_TASK DETAILS_.
Reproduce every entry below precisely. Pictures are excluded from the copy.

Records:
»»
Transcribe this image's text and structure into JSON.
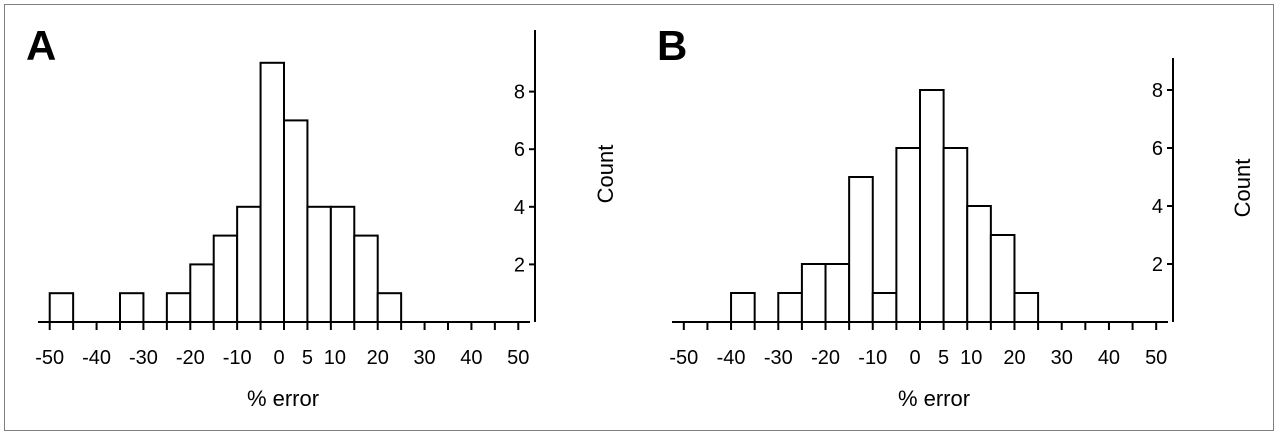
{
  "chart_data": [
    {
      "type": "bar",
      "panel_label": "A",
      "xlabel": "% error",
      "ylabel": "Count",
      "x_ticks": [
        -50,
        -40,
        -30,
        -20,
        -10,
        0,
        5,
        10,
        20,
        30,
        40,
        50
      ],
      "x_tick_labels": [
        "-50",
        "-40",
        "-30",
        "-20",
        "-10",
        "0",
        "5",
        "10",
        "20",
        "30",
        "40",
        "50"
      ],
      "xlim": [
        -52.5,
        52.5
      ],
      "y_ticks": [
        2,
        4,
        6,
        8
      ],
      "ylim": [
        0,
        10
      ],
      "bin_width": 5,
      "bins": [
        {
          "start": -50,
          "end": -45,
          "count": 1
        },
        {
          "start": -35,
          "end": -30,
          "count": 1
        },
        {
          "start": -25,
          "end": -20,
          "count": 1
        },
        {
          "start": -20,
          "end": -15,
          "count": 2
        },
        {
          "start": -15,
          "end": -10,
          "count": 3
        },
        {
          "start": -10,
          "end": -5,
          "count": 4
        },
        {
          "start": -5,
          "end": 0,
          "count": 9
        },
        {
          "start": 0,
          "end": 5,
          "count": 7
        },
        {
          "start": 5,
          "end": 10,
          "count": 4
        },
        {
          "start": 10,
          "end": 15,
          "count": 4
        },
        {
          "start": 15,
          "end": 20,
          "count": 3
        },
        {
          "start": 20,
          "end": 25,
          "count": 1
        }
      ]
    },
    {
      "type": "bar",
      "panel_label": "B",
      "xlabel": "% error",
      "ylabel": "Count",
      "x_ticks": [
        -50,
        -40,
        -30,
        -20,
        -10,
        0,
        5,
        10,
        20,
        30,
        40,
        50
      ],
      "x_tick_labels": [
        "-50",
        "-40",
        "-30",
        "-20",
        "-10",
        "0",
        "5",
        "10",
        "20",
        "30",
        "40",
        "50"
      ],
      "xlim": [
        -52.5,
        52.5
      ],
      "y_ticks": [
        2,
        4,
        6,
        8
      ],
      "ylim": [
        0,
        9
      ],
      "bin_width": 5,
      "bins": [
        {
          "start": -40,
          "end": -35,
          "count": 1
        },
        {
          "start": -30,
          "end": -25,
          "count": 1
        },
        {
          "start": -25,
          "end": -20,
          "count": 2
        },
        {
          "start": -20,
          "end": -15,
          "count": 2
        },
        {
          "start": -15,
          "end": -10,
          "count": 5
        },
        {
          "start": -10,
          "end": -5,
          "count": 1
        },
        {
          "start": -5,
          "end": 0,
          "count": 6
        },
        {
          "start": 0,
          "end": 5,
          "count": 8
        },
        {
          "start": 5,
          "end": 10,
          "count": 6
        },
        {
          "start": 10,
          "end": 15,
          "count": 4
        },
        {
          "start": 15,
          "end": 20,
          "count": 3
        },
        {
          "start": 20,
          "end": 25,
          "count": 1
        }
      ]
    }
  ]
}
««
_TASK OUTPUT_.
Transcribe this image's text and structure into JSON.
{
  "chart_data": [
    {
      "type": "bar",
      "panel_label": "A",
      "xlabel": "% error",
      "ylabel": "Count",
      "x_ticks": [
        -50,
        -40,
        -30,
        -20,
        -10,
        0,
        5,
        10,
        20,
        30,
        40,
        50
      ],
      "x_tick_labels": [
        "-50",
        "-40",
        "-30",
        "-20",
        "-10",
        "0",
        "5",
        "10",
        "20",
        "30",
        "40",
        "50"
      ],
      "xlim": [
        -52.5,
        52.5
      ],
      "y_ticks": [
        2,
        4,
        6,
        8
      ],
      "ylim": [
        0,
        10
      ],
      "bin_width": 5,
      "bins": [
        {
          "start": -50,
          "end": -45,
          "count": 1
        },
        {
          "start": -35,
          "end": -30,
          "count": 1
        },
        {
          "start": -25,
          "end": -20,
          "count": 1
        },
        {
          "start": -20,
          "end": -15,
          "count": 2
        },
        {
          "start": -15,
          "end": -10,
          "count": 3
        },
        {
          "start": -10,
          "end": -5,
          "count": 4
        },
        {
          "start": -5,
          "end": 0,
          "count": 9
        },
        {
          "start": 0,
          "end": 5,
          "count": 7
        },
        {
          "start": 5,
          "end": 10,
          "count": 4
        },
        {
          "start": 10,
          "end": 15,
          "count": 4
        },
        {
          "start": 15,
          "end": 20,
          "count": 3
        },
        {
          "start": 20,
          "end": 25,
          "count": 1
        }
      ]
    },
    {
      "type": "bar",
      "panel_label": "B",
      "xlabel": "% error",
      "ylabel": "Count",
      "x_ticks": [
        -50,
        -40,
        -30,
        -20,
        -10,
        0,
        5,
        10,
        20,
        30,
        40,
        50
      ],
      "x_tick_labels": [
        "-50",
        "-40",
        "-30",
        "-20",
        "-10",
        "0",
        "5",
        "10",
        "20",
        "30",
        "40",
        "50"
      ],
      "xlim": [
        -52.5,
        52.5
      ],
      "y_ticks": [
        2,
        4,
        6,
        8
      ],
      "ylim": [
        0,
        9
      ],
      "bin_width": 5,
      "bins": [
        {
          "start": -40,
          "end": -35,
          "count": 1
        },
        {
          "start": -30,
          "end": -25,
          "count": 1
        },
        {
          "start": -25,
          "end": -20,
          "count": 2
        },
        {
          "start": -20,
          "end": -15,
          "count": 2
        },
        {
          "start": -15,
          "end": -10,
          "count": 5
        },
        {
          "start": -10,
          "end": -5,
          "count": 1
        },
        {
          "start": -5,
          "end": 0,
          "count": 6
        },
        {
          "start": 0,
          "end": 5,
          "count": 8
        },
        {
          "start": 5,
          "end": 10,
          "count": 6
        },
        {
          "start": 10,
          "end": 15,
          "count": 4
        },
        {
          "start": 15,
          "end": 20,
          "count": 3
        },
        {
          "start": 20,
          "end": 25,
          "count": 1
        }
      ]
    }
  ]
}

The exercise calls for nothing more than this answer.